──────── Dataset

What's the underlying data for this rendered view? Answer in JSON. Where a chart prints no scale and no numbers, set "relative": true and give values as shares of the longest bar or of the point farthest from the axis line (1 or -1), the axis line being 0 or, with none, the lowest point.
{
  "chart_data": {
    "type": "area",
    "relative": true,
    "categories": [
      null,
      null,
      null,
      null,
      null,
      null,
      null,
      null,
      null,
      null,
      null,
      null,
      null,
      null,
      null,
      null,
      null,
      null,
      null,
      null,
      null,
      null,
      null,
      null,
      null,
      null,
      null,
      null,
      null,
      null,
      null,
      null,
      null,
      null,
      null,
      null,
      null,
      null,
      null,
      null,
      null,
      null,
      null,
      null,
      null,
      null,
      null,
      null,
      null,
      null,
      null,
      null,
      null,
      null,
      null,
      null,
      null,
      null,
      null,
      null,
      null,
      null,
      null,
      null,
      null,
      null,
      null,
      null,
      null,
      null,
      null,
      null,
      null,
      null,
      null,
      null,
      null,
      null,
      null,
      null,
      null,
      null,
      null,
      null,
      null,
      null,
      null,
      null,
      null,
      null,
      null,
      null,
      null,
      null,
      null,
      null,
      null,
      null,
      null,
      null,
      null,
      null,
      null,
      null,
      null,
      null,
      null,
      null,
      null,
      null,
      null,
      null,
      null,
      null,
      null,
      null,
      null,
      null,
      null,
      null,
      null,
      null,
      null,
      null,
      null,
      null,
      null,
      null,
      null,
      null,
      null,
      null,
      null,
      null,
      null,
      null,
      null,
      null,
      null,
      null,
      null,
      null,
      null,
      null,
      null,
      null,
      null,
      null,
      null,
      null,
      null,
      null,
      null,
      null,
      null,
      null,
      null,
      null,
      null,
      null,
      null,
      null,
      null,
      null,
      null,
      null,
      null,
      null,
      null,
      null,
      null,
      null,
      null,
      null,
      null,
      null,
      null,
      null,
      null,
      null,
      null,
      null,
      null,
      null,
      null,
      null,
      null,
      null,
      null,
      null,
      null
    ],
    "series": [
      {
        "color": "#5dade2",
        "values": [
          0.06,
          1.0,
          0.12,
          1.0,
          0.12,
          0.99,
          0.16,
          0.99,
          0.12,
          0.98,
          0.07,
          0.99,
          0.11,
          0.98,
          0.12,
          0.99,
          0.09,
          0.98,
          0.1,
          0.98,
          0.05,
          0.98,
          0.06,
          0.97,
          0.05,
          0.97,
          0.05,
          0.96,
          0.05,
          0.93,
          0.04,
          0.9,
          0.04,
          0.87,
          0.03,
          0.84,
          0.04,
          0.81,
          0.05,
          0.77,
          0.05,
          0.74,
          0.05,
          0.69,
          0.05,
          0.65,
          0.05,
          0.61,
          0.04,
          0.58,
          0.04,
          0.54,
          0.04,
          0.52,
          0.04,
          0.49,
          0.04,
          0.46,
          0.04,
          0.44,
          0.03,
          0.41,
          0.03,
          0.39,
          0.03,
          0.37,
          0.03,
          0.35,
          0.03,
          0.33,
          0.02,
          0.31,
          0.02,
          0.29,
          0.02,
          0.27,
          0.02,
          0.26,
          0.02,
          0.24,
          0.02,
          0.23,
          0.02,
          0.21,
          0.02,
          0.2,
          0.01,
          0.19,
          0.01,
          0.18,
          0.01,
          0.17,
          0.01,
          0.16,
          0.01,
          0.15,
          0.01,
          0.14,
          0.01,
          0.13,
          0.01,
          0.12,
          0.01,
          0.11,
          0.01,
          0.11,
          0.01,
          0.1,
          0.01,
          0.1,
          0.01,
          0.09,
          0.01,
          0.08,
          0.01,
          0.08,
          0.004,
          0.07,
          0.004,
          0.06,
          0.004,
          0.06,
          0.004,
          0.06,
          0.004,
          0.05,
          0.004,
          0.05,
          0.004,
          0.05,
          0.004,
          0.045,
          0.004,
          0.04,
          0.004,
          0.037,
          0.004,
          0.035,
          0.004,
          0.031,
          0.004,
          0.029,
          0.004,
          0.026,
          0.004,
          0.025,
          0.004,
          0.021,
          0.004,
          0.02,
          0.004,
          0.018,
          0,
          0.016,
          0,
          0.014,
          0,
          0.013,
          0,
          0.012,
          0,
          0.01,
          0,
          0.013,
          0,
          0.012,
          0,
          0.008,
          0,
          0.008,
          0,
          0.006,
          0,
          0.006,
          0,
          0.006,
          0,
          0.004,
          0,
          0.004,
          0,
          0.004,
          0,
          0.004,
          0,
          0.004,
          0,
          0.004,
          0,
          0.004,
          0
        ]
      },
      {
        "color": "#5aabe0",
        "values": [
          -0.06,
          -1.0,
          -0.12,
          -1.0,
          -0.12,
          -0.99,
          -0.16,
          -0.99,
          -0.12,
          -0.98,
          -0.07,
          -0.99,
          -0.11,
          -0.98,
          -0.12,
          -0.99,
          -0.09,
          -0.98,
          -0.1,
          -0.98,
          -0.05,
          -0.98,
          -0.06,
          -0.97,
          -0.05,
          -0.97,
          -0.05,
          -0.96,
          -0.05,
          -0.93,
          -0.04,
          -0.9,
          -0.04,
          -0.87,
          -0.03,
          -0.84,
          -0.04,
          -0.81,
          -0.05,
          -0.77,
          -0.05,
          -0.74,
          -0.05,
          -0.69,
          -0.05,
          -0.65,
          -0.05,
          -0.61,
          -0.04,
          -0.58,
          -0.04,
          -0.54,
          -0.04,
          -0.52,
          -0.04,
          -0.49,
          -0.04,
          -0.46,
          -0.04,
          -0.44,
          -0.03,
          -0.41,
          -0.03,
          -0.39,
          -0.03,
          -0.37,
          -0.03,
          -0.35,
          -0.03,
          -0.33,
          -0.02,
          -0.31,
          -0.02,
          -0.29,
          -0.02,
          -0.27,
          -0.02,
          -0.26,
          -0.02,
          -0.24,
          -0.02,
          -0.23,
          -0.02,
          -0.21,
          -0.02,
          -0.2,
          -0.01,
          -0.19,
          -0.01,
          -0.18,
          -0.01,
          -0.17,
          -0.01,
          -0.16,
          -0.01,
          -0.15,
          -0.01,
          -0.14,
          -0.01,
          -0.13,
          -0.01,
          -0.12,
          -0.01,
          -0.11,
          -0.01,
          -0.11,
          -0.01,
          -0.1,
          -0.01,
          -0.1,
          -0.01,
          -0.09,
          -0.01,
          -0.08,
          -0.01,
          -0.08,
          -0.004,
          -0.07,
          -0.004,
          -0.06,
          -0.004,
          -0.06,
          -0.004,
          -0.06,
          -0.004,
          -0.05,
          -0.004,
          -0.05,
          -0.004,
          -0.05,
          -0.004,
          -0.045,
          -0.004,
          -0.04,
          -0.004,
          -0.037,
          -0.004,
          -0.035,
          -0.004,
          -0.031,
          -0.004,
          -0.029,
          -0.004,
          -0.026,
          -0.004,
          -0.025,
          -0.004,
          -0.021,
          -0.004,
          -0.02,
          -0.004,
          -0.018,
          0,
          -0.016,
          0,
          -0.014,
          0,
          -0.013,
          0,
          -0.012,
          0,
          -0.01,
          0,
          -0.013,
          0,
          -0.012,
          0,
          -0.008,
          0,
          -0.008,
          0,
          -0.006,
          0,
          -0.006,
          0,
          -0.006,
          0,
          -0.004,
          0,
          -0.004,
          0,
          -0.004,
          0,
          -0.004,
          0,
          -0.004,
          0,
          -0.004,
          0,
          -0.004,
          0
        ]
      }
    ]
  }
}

────────────────

Written instruction: Return the listing above in its exact form.

Solution:
What's the underlying data for this rendered view? Answer in JSON. Where a chart prints no scale and no numbers, set "relative": true and give values as shares of the longest bar or of the point farthest from the axis line (1 or -1), the axis line being 0 or, with none, the lowest point.
{
  "chart_data": {
    "type": "area",
    "relative": true,
    "categories": [
      null,
      null,
      null,
      null,
      null,
      null,
      null,
      null,
      null,
      null,
      null,
      null,
      null,
      null,
      null,
      null,
      null,
      null,
      null,
      null,
      null,
      null,
      null,
      null,
      null,
      null,
      null,
      null,
      null,
      null,
      null,
      null,
      null,
      null,
      null,
      null,
      null,
      null,
      null,
      null,
      null,
      null,
      null,
      null,
      null,
      null,
      null,
      null,
      null,
      null,
      null,
      null,
      null,
      null,
      null,
      null,
      null,
      null,
      null,
      null,
      null,
      null,
      null,
      null,
      null,
      null,
      null,
      null,
      null,
      null,
      null,
      null,
      null,
      null,
      null,
      null,
      null,
      null,
      null,
      null,
      null,
      null,
      null,
      null,
      null,
      null,
      null,
      null,
      null,
      null,
      null,
      null,
      null,
      null,
      null,
      null,
      null,
      null,
      null,
      null,
      null,
      null,
      null,
      null,
      null,
      null,
      null,
      null,
      null,
      null,
      null,
      null,
      null,
      null,
      null,
      null,
      null,
      null,
      null,
      null,
      null,
      null,
      null,
      null,
      null,
      null,
      null,
      null,
      null,
      null,
      null,
      null,
      null,
      null,
      null,
      null,
      null,
      null,
      null,
      null,
      null,
      null,
      null,
      null,
      null,
      null,
      null,
      null,
      null,
      null,
      null,
      null,
      null,
      null,
      null,
      null,
      null,
      null,
      null,
      null,
      null,
      null,
      null,
      null,
      null,
      null,
      null,
      null,
      null,
      null,
      null,
      null,
      null,
      null,
      null,
      null,
      null,
      null,
      null,
      null,
      null,
      null,
      null,
      null,
      null,
      null,
      null,
      null,
      null,
      null,
      null
    ],
    "series": [
      {
        "color": "#5dade2",
        "values": [
          0.06,
          1.0,
          0.12,
          1.0,
          0.12,
          0.99,
          0.16,
          0.99,
          0.12,
          0.98,
          0.07,
          0.99,
          0.11,
          0.98,
          0.12,
          0.99,
          0.09,
          0.98,
          0.1,
          0.98,
          0.05,
          0.98,
          0.06,
          0.97,
          0.05,
          0.97,
          0.05,
          0.96,
          0.05,
          0.93,
          0.04,
          0.9,
          0.04,
          0.87,
          0.03,
          0.84,
          0.04,
          0.81,
          0.05,
          0.77,
          0.05,
          0.74,
          0.05,
          0.69,
          0.05,
          0.65,
          0.05,
          0.61,
          0.04,
          0.58,
          0.04,
          0.54,
          0.04,
          0.52,
          0.04,
          0.49,
          0.04,
          0.46,
          0.04,
          0.44,
          0.03,
          0.41,
          0.03,
          0.39,
          0.03,
          0.37,
          0.03,
          0.35,
          0.03,
          0.33,
          0.02,
          0.31,
          0.02,
          0.29,
          0.02,
          0.27,
          0.02,
          0.26,
          0.02,
          0.24,
          0.02,
          0.23,
          0.02,
          0.21,
          0.02,
          0.2,
          0.01,
          0.19,
          0.01,
          0.18,
          0.01,
          0.17,
          0.01,
          0.16,
          0.01,
          0.15,
          0.01,
          0.14,
          0.01,
          0.13,
          0.01,
          0.12,
          0.01,
          0.11,
          0.01,
          0.11,
          0.01,
          0.1,
          0.01,
          0.1,
          0.01,
          0.09,
          0.01,
          0.08,
          0.01,
          0.08,
          0.004,
          0.07,
          0.004,
          0.06,
          0.004,
          0.06,
          0.004,
          0.06,
          0.004,
          0.05,
          0.004,
          0.05,
          0.004,
          0.05,
          0.004,
          0.045,
          0.004,
          0.04,
          0.004,
          0.037,
          0.004,
          0.035,
          0.004,
          0.031,
          0.004,
          0.029,
          0.004,
          0.026,
          0.004,
          0.025,
          0.004,
          0.021,
          0.004,
          0.02,
          0.004,
          0.018,
          0,
          0.016,
          0,
          0.014,
          0,
          0.013,
          0,
          0.012,
          0,
          0.01,
          0,
          0.013,
          0,
          0.012,
          0,
          0.008,
          0,
          0.008,
          0,
          0.006,
          0,
          0.006,
          0,
          0.006,
          0,
          0.004,
          0,
          0.004,
          0,
          0.004,
          0,
          0.004,
          0,
          0.004,
          0,
          0.004,
          0,
          0.004,
          0
        ]
      },
      {
        "color": "#5aabe0",
        "values": [
          -0.06,
          -1.0,
          -0.12,
          -1.0,
          -0.12,
          -0.99,
          -0.16,
          -0.99,
          -0.12,
          -0.98,
          -0.07,
          -0.99,
          -0.11,
          -0.98,
          -0.12,
          -0.99,
          -0.09,
          -0.98,
          -0.1,
          -0.98,
          -0.05,
          -0.98,
          -0.06,
          -0.97,
          -0.05,
          -0.97,
          -0.05,
          -0.96,
          -0.05,
          -0.93,
          -0.04,
          -0.9,
          -0.04,
          -0.87,
          -0.03,
          -0.84,
          -0.04,
          -0.81,
          -0.05,
          -0.77,
          -0.05,
          -0.74,
          -0.05,
          -0.69,
          -0.05,
          -0.65,
          -0.05,
          -0.61,
          -0.04,
          -0.58,
          -0.04,
          -0.54,
          -0.04,
          -0.52,
          -0.04,
          -0.49,
          -0.04,
          -0.46,
          -0.04,
          -0.44,
          -0.03,
          -0.41,
          -0.03,
          -0.39,
          -0.03,
          -0.37,
          -0.03,
          -0.35,
          -0.03,
          -0.33,
          -0.02,
          -0.31,
          -0.02,
          -0.29,
          -0.02,
          -0.27,
          -0.02,
          -0.26,
          -0.02,
          -0.24,
          -0.02,
          -0.23,
          -0.02,
          -0.21,
          -0.02,
          -0.2,
          -0.01,
          -0.19,
          -0.01,
          -0.18,
          -0.01,
          -0.17,
          -0.01,
          -0.16,
          -0.01,
          -0.15,
          -0.01,
          -0.14,
          -0.01,
          -0.13,
          -0.01,
          -0.12,
          -0.01,
          -0.11,
          -0.01,
          -0.11,
          -0.01,
          -0.1,
          -0.01,
          -0.1,
          -0.01,
          -0.09,
          -0.01,
          -0.08,
          -0.01,
          -0.08,
          -0.004,
          -0.07,
          -0.004,
          -0.06,
          -0.004,
          -0.06,
          -0.004,
          -0.06,
          -0.004,
          -0.05,
          -0.004,
          -0.05,
          -0.004,
          -0.05,
          -0.004,
          -0.045,
          -0.004,
          -0.04,
          -0.004,
          -0.037,
          -0.004,
          -0.035,
          -0.004,
          -0.031,
          -0.004,
          -0.029,
          -0.004,
          -0.026,
          -0.004,
          -0.025,
          -0.004,
          -0.021,
          -0.004,
          -0.02,
          -0.004,
          -0.018,
          0,
          -0.016,
          0,
          -0.014,
          0,
          -0.013,
          0,
          -0.012,
          0,
          -0.01,
          0,
          -0.013,
          0,
          -0.012,
          0,
          -0.008,
          0,
          -0.008,
          0,
          -0.006,
          0,
          -0.006,
          0,
          -0.006,
          0,
          -0.004,
          0,
          -0.004,
          0,
          -0.004,
          0,
          -0.004,
          0,
          -0.004,
          0,
          -0.004,
          0,
          -0.004,
          0
        ]
      }
    ]
  }
}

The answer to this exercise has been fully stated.